--- begin ---
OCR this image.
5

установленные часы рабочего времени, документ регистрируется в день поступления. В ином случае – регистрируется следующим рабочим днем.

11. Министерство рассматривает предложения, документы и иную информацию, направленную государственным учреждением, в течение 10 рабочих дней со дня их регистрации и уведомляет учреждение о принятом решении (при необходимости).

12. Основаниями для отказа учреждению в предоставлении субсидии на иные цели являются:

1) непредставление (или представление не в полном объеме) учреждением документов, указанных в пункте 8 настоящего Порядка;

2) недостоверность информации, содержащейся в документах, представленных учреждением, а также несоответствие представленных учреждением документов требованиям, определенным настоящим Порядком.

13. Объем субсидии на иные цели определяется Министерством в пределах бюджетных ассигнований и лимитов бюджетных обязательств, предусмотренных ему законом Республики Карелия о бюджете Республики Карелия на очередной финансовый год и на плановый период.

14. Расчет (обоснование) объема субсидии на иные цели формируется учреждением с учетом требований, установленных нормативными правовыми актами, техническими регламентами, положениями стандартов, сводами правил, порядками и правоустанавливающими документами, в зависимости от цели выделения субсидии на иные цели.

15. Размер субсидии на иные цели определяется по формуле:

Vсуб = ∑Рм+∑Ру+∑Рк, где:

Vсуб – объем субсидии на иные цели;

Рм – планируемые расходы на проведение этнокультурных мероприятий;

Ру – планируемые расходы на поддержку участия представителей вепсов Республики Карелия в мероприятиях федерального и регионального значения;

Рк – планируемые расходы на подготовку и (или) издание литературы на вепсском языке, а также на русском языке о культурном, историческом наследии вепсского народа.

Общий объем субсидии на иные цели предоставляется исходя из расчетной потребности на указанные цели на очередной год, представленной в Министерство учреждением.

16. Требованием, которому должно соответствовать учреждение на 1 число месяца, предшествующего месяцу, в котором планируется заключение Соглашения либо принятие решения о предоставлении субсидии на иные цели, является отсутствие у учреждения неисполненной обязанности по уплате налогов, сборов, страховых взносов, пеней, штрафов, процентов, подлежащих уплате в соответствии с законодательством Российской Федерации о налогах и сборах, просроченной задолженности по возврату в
--- end ---
SET EXERCISE: Tally the lines containing "Республики". Provide the number without any other words.

WRITTEN SOLUTION: 2